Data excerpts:
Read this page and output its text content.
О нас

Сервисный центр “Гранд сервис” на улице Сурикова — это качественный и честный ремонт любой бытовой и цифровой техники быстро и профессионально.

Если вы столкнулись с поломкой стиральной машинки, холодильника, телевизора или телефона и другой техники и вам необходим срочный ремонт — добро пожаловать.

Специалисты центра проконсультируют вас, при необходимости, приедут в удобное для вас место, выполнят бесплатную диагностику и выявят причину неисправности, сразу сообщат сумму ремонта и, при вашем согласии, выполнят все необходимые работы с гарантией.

--- STATED GOAL ---
Looking at the entries above, how many lines contain the word "техники"? Answer with the number alone.

--- SOLUTION TO THIS EXERCISE ---
2